You may have noticed during Advent a few months ago that the readings we read for the midweek services were different than in years past, and that I did not preach on the Old Testament reading from the previous Sunday, as the other vicars have done. Instead, we are trying out the readings from the Lutheran Missal project, which is an effort by a group of LCMS pastors and laymen to provide the English-speaking Lutheran church with a complete missal, for the first time in its history.

What is a missal? Early on in the Church’s history, as the form of the Divine Service took shape, various books were required to conduct the service properly. One book contained the assigned readings for the day, another contained the prayers, another contained the minor propers (Introit, Gradual, Offertory, etc.), and so on. As time went on, convenience dictated that all the contents of these books would be brought together into one resource that could be easily consulted for any Divine Service of the year, whether Sunday, weekday, or feast day. These books were often very large, but also very ornate and beautiful, because of the care and reverence taken while preparing them. An internet image search for “medieval missal” will yield pictures of Latin text, often surrounded by astonishingly intricate drawings. Nowadays, because of modern printing, a missal of the kind one might find in Roman Catholic churches is much less expensive to produce, but also less artistic.

**RECORDED DATA**
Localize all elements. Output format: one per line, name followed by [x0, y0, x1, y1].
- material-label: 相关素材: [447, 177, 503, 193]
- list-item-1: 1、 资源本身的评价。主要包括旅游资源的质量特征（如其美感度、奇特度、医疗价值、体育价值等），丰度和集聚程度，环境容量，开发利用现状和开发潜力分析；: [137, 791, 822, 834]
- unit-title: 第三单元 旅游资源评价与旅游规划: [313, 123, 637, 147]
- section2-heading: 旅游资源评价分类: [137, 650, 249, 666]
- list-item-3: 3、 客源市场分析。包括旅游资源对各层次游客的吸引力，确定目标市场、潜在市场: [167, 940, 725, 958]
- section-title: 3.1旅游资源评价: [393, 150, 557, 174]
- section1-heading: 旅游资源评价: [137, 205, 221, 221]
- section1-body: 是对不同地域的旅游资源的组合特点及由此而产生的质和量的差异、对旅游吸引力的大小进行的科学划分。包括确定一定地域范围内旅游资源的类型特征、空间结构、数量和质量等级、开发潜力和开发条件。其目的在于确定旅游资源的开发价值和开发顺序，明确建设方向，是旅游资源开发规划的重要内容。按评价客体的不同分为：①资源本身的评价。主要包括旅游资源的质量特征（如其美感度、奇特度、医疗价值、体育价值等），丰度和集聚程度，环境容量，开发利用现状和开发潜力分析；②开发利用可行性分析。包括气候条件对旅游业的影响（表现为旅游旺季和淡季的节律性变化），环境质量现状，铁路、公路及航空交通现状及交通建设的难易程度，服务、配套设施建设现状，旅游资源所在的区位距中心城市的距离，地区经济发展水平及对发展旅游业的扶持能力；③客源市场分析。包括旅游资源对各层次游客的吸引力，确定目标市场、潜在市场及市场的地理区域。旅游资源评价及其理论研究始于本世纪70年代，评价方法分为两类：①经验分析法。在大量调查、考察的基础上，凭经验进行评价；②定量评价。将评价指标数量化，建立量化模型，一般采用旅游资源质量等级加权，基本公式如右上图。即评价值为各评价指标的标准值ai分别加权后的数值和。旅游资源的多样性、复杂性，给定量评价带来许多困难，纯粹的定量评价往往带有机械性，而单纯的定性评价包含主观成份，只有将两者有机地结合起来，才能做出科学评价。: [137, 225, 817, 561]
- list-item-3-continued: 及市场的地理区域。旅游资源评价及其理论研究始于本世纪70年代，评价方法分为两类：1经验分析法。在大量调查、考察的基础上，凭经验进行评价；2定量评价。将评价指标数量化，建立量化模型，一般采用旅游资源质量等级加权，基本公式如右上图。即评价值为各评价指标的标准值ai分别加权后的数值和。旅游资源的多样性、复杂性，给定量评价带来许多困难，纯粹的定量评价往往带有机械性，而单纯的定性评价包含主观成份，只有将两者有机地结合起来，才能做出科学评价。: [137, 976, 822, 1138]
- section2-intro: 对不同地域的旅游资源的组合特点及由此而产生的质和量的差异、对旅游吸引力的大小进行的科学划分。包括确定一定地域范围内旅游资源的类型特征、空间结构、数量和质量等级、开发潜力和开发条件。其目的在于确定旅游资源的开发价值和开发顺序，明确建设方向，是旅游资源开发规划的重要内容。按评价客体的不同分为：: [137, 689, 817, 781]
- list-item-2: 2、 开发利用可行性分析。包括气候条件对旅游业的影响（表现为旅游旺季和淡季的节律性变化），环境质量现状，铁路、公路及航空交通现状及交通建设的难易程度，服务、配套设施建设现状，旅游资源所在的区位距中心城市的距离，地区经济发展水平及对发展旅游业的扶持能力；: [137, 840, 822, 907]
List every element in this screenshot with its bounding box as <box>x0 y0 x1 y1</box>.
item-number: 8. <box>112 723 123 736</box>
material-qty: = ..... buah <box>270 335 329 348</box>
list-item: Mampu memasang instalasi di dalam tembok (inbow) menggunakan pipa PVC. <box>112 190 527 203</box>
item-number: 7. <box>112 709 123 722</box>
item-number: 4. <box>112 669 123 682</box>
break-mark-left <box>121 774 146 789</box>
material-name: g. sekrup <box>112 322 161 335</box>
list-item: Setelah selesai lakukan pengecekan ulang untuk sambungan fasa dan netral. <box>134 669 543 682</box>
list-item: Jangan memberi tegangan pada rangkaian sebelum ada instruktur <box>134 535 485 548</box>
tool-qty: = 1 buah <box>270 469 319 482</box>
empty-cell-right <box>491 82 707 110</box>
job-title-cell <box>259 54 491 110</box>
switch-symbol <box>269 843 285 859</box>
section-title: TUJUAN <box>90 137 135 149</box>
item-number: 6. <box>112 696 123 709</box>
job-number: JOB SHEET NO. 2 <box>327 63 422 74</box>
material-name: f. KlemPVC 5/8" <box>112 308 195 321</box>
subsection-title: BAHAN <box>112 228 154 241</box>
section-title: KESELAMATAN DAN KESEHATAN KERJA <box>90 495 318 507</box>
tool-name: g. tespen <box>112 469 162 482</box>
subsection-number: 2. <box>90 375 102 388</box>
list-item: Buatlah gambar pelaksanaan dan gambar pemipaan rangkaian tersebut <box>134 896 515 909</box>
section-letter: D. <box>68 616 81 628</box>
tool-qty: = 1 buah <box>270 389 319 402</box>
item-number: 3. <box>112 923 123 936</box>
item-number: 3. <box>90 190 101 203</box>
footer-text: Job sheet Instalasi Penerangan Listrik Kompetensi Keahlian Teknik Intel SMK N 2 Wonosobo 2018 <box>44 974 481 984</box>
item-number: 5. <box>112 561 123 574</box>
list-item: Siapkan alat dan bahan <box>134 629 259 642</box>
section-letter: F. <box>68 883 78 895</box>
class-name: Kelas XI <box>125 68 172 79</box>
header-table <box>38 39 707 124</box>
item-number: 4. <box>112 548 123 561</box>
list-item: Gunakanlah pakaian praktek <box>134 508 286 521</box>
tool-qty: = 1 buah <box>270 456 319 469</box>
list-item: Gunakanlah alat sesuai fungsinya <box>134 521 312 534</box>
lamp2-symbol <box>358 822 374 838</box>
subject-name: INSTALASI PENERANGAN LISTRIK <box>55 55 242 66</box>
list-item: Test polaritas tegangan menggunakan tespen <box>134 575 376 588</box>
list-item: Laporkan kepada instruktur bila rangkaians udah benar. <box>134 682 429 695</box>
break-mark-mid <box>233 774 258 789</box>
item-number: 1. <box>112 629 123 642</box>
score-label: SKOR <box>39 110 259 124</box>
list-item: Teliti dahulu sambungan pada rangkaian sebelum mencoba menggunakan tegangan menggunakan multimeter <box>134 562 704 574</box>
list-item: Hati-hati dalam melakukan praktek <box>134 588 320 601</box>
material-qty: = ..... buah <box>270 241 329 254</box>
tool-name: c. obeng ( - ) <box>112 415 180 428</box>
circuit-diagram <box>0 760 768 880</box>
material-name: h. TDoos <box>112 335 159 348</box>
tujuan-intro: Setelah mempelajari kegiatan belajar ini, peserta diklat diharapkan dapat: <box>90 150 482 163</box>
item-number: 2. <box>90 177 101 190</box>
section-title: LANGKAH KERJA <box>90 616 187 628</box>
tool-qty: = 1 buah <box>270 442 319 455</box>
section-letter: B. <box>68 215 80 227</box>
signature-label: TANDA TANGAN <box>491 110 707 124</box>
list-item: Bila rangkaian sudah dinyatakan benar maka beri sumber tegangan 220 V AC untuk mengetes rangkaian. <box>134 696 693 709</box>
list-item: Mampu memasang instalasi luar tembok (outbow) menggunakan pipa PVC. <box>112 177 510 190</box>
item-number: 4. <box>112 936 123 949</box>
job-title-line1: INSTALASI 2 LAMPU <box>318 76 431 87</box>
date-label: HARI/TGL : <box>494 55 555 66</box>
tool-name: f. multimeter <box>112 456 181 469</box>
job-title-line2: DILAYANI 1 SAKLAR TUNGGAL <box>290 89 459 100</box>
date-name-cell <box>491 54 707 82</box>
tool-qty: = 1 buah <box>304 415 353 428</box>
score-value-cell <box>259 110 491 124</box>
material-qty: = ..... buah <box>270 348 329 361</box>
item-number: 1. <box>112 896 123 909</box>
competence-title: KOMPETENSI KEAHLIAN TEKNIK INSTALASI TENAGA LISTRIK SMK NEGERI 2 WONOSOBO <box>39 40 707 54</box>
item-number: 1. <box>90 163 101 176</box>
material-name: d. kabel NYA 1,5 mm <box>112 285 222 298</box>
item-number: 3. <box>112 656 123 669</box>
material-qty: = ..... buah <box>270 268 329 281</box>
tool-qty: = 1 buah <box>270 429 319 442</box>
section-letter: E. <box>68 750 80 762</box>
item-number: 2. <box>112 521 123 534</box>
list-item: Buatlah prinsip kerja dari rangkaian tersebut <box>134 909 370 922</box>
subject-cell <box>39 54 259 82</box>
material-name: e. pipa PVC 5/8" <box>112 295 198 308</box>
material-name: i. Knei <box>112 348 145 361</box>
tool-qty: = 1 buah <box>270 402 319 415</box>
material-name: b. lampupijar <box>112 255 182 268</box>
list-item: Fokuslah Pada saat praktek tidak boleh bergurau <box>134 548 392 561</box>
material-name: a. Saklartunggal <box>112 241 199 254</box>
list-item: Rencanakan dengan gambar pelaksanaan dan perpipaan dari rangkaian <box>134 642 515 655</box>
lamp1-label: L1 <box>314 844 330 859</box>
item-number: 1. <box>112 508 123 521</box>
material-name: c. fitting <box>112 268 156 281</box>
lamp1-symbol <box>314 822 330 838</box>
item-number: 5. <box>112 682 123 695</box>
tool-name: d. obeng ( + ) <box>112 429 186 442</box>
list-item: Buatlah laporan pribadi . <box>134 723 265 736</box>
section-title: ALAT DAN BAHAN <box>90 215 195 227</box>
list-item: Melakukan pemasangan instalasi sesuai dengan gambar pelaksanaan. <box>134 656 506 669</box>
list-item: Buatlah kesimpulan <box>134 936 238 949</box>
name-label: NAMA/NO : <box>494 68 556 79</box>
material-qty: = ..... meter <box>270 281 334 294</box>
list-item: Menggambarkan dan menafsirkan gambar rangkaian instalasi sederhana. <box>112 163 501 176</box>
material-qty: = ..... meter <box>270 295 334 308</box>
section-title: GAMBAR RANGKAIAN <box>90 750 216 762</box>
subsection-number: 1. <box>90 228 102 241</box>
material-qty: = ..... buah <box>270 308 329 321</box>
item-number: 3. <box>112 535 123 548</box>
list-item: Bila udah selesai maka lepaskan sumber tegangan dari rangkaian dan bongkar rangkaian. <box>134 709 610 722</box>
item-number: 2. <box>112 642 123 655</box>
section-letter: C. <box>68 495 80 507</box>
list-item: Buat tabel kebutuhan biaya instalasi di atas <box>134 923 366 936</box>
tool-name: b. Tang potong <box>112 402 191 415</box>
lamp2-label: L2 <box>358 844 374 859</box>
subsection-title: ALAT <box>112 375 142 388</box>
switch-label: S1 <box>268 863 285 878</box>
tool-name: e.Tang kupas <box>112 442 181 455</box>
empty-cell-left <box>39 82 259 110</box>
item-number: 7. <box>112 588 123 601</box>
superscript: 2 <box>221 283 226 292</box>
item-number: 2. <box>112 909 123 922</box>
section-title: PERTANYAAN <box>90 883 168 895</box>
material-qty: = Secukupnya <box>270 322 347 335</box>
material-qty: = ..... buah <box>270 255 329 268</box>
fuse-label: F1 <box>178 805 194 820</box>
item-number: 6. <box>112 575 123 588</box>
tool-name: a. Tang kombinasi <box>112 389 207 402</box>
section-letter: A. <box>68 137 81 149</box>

**THE PROBLEM**
Would you reproduce, word for word, the stretch of the Lutheran Missal text from "You may have" through "in its history."?

**WRITTEN ANSWER**
You may have noticed during Advent a few months ago that the readings we read for the midweek services were different than in years past, and that I did not preach on the Old Testament reading from the previous Sunday, as the other vicars have done. Instead, we are trying out the readings from the Lutheran Missal project, which is an effort by a group of LCMS pastors and laymen to provide the English-speaking Lutheran church with a complete missal, for the first time in its history.